Stored data:
------------------------------
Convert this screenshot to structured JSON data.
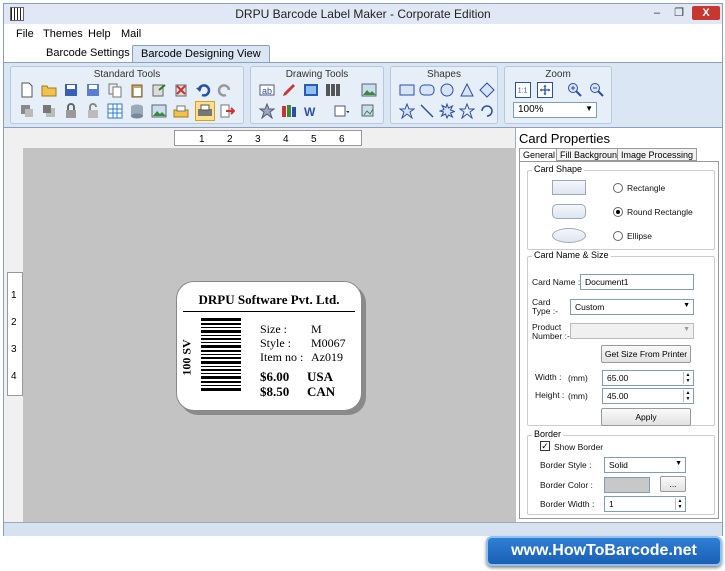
{
  "window": {
    "title": "DRPU Barcode Label Maker - Corporate Edition",
    "controls": [
      "–",
      "❐",
      "X"
    ]
  },
  "menu": [
    "File",
    "Themes",
    "Help",
    "Mail"
  ],
  "tabs": [
    "Barcode Settings",
    "Barcode Designing View"
  ],
  "ribbon": {
    "standard_tools": "Standard Tools",
    "drawing_tools": "Drawing Tools",
    "shapes": "Shapes",
    "zoom": "Zoom",
    "zoom_value": "100%"
  },
  "ruler": {
    "h": [
      "1",
      "2",
      "3",
      "4",
      "5",
      "6"
    ],
    "v": [
      "1",
      "2",
      "3",
      "4"
    ]
  },
  "card": {
    "title": "DRPU Software Pvt. Ltd.",
    "vertical_text": "100 SV",
    "size_label": "Size :",
    "size_value": "M",
    "style_label": "Style :",
    "style_value": "M0067",
    "item_label": "Item no :",
    "item_value": "Az019",
    "price1": "$6.00",
    "country1": "USA",
    "price2": "$8.50",
    "country2": "CAN"
  },
  "props": {
    "title": "Card Properties",
    "tabs": [
      "General",
      "Fill Background",
      "Image Processing"
    ],
    "card_shape": "Card Shape",
    "shapes": [
      "Rectangle",
      "Round Rectangle",
      "Ellipse"
    ],
    "selected_shape": "Round Rectangle",
    "name_size": "Card  Name & Size",
    "card_name_label": "Card Name :",
    "card_name": "Document1",
    "card_type_label1": "Card",
    "card_type_label2": "Type :-",
    "card_type": "Custom",
    "product_label1": "Product",
    "product_label2": "Number :-",
    "get_size": "Get Size From Printer",
    "width_label": "Width :",
    "height_label": "Height :",
    "unit": "(mm)",
    "width": "65.00",
    "height": "45.00",
    "apply": "Apply",
    "border": "Border",
    "show_border": "Show Border",
    "show_border_checked": true,
    "border_style_label": "Border Style :",
    "border_style": "Solid",
    "border_color_label": "Border Color :",
    "border_width_label": "Border Width :",
    "border_width": "1",
    "ellipsis": "..."
  },
  "watermark": "www.HowToBarcode.net",
  "colors": {
    "accent": "#1a5fb3",
    "ribbon": "#dbe6f4",
    "canvas": "#c3c3c3"
  }
}
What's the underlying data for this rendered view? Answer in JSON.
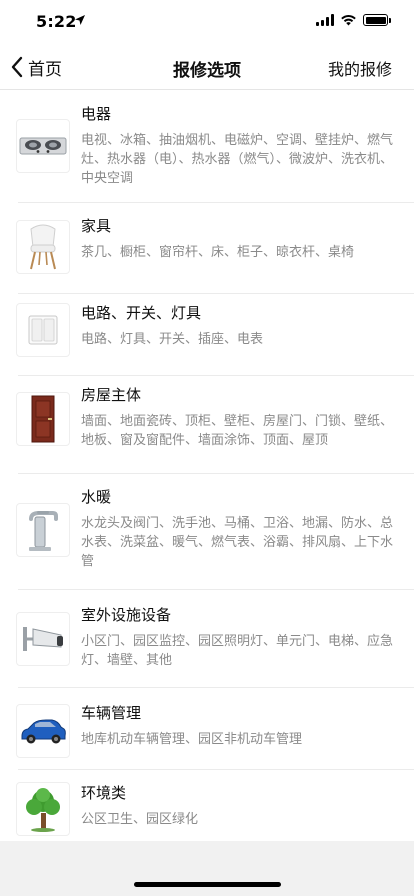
{
  "status_bar": {
    "time": "5:22"
  },
  "nav": {
    "back_label": "首页",
    "title": "报修选项",
    "right_label": "我的报修"
  },
  "categories": [
    {
      "title": "电器",
      "desc": "电视、冰箱、抽油烟机、电磁炉、空调、壁挂炉、燃气灶、热水器（电）、热水器（燃气）、微波炉、洗衣机、中央空调",
      "icon": "gas-stove-icon"
    },
    {
      "title": "家具",
      "desc": "茶几、橱柜、窗帘杆、床、柜子、晾衣杆、桌椅",
      "icon": "chair-icon"
    },
    {
      "title": "电路、开关、灯具",
      "desc": "电路、灯具、开关、插座、电表",
      "icon": "light-switch-icon"
    },
    {
      "title": "房屋主体",
      "desc": "墙面、地面瓷砖、顶柜、壁柜、房屋门、门锁、壁纸、地板、窗及窗配件、墙面涂饰、顶面、屋顶",
      "icon": "door-icon"
    },
    {
      "title": "水暖",
      "desc": "水龙头及阀门、洗手池、马桶、卫浴、地漏、防水、总水表、洗菜盆、暖气、燃气表、浴霸、排风扇、上下水管",
      "icon": "faucet-icon"
    },
    {
      "title": "室外设施设备",
      "desc": "小区门、园区监控、园区照明灯、单元门、电梯、应急灯、墙壁、其他",
      "icon": "security-camera-icon"
    },
    {
      "title": "车辆管理",
      "desc": "地库机动车辆管理、园区非机动车管理",
      "icon": "car-icon"
    },
    {
      "title": "环境类",
      "desc": "公区卫生、园区绿化",
      "icon": "tree-icon"
    }
  ]
}
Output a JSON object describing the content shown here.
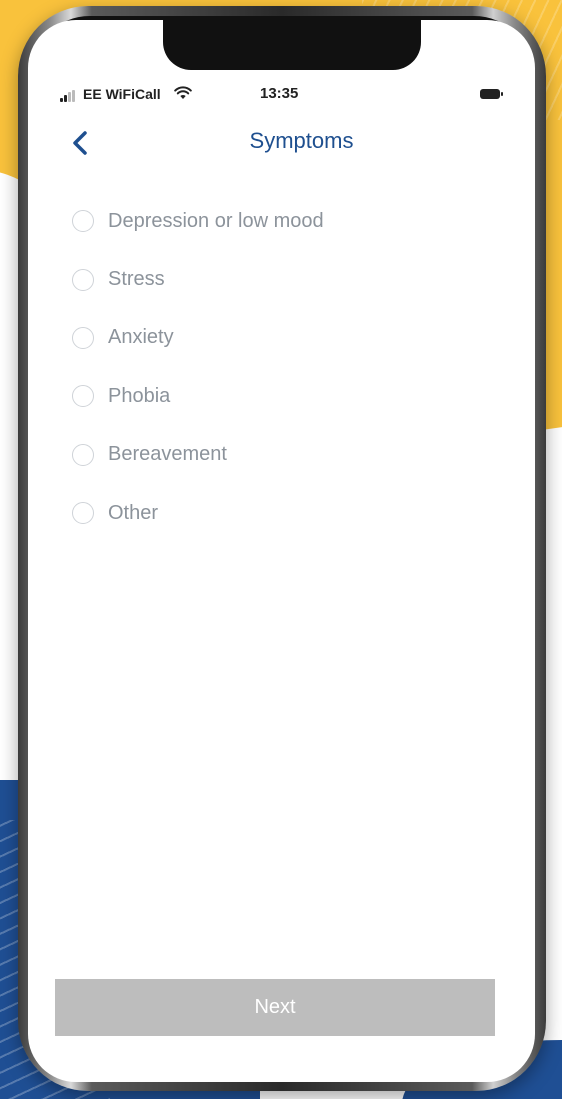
{
  "status_bar": {
    "carrier": "EE WiFiCall",
    "time": "13:35",
    "signal_icon": "signal-bars-icon",
    "wifi_icon": "wifi-icon",
    "battery_icon": "battery-icon"
  },
  "nav": {
    "back_icon": "chevron-left-icon",
    "title": "Symptoms"
  },
  "options": [
    {
      "label": "Depression or low mood",
      "selected": false
    },
    {
      "label": "Stress",
      "selected": false
    },
    {
      "label": "Anxiety",
      "selected": false
    },
    {
      "label": "Phobia",
      "selected": false
    },
    {
      "label": "Bereavement",
      "selected": false
    },
    {
      "label": "Other",
      "selected": false
    }
  ],
  "footer": {
    "next_label": "Next"
  },
  "colors": {
    "title": "#1e4f8f",
    "option_text": "#8c939b",
    "button_disabled": "#bdbdbd",
    "background_yellow": "#f9c23c",
    "background_blue": "#1f4f94"
  }
}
------------------------------
* **Objective**
The records above need to be given again exactly. Omit the pictures.

* **Answer for this exercise**
Convert this screenshot to structured JSON data.
{
  "window": {
    "title": "DRPU Barcode Label Maker - Corporate Edition",
    "controls": [
      "–",
      "❐",
      "X"
    ]
  },
  "menu": [
    "File",
    "Themes",
    "Help",
    "Mail"
  ],
  "tabs": [
    "Barcode Settings",
    "Barcode Designing View"
  ],
  "ribbon": {
    "standard_tools": "Standard Tools",
    "drawing_tools": "Drawing Tools",
    "shapes": "Shapes",
    "zoom": "Zoom",
    "zoom_value": "100%"
  },
  "ruler": {
    "h": [
      "1",
      "2",
      "3",
      "4",
      "5",
      "6"
    ],
    "v": [
      "1",
      "2",
      "3",
      "4"
    ]
  },
  "card": {
    "title": "DRPU Software Pvt. Ltd.",
    "vertical_text": "100 SV",
    "size_label": "Size :",
    "size_value": "M",
    "style_label": "Style :",
    "style_value": "M0067",
    "item_label": "Item no :",
    "item_value": "Az019",
    "price1": "$6.00",
    "country1": "USA",
    "price2": "$8.50",
    "country2": "CAN"
  },
  "props": {
    "title": "Card Properties",
    "tabs": [
      "General",
      "Fill Background",
      "Image Processing"
    ],
    "card_shape": "Card Shape",
    "shapes": [
      "Rectangle",
      "Round Rectangle",
      "Ellipse"
    ],
    "selected_shape": "Round Rectangle",
    "name_size": "Card  Name & Size",
    "card_name_label": "Card Name :",
    "card_name": "Document1",
    "card_type_label1": "Card",
    "card_type_label2": "Type :-",
    "card_type": "Custom",
    "product_label1": "Product",
    "product_label2": "Number :-",
    "get_size": "Get Size From Printer",
    "width_label": "Width :",
    "height_label": "Height :",
    "unit": "(mm)",
    "width": "65.00",
    "height": "45.00",
    "apply": "Apply",
    "border": "Border",
    "show_border": "Show Border",
    "show_border_checked": true,
    "border_style_label": "Border Style :",
    "border_style": "Solid",
    "border_color_label": "Border Color :",
    "border_width_label": "Border Width :",
    "border_width": "1",
    "ellipsis": "..."
  },
  "watermark": "www.HowToBarcode.net",
  "colors": {
    "accent": "#1a5fb3",
    "ribbon": "#dbe6f4",
    "canvas": "#c3c3c3"
  }
}
What's the underlying data for this rendered view? Answer in JSON.
{
  "status_bar": {
    "time": "5:22"
  },
  "nav": {
    "back_label": "首页",
    "title": "报修选项",
    "right_label": "我的报修"
  },
  "categories": [
    {
      "title": "电器",
      "desc": "电视、冰箱、抽油烟机、电磁炉、空调、壁挂炉、燃气灶、热水器（电）、热水器（燃气）、微波炉、洗衣机、中央空调",
      "icon": "gas-stove-icon"
    },
    {
      "title": "家具",
      "desc": "茶几、橱柜、窗帘杆、床、柜子、晾衣杆、桌椅",
      "icon": "chair-icon"
    },
    {
      "title": "电路、开关、灯具",
      "desc": "电路、灯具、开关、插座、电表",
      "icon": "light-switch-icon"
    },
    {
      "title": "房屋主体",
      "desc": "墙面、地面瓷砖、顶柜、壁柜、房屋门、门锁、壁纸、地板、窗及窗配件、墙面涂饰、顶面、屋顶",
      "icon": "door-icon"
    },
    {
      "title": "水暖",
      "desc": "水龙头及阀门、洗手池、马桶、卫浴、地漏、防水、总水表、洗菜盆、暖气、燃气表、浴霸、排风扇、上下水管",
      "icon": "faucet-icon"
    },
    {
      "title": "室外设施设备",
      "desc": "小区门、园区监控、园区照明灯、单元门、电梯、应急灯、墙壁、其他",
      "icon": "security-camera-icon"
    },
    {
      "title": "车辆管理",
      "desc": "地库机动车辆管理、园区非机动车管理",
      "icon": "car-icon"
    },
    {
      "title": "环境类",
      "desc": "公区卫生、园区绿化",
      "icon": "tree-icon"
    }
  ]
}
Output a JSON object describing the content shown here.
{
  "status_bar": {
    "carrier": "EE WiFiCall",
    "time": "13:35",
    "signal_icon": "signal-bars-icon",
    "wifi_icon": "wifi-icon",
    "battery_icon": "battery-icon"
  },
  "nav": {
    "back_icon": "chevron-left-icon",
    "title": "Symptoms"
  },
  "options": [
    {
      "label": "Depression or low mood",
      "selected": false
    },
    {
      "label": "Stress",
      "selected": false
    },
    {
      "label": "Anxiety",
      "selected": false
    },
    {
      "label": "Phobia",
      "selected": false
    },
    {
      "label": "Bereavement",
      "selected": false
    },
    {
      "label": "Other",
      "selected": false
    }
  ],
  "footer": {
    "next_label": "Next"
  },
  "colors": {
    "title": "#1e4f8f",
    "option_text": "#8c939b",
    "button_disabled": "#bdbdbd",
    "background_yellow": "#f9c23c",
    "background_blue": "#1f4f94"
  }
}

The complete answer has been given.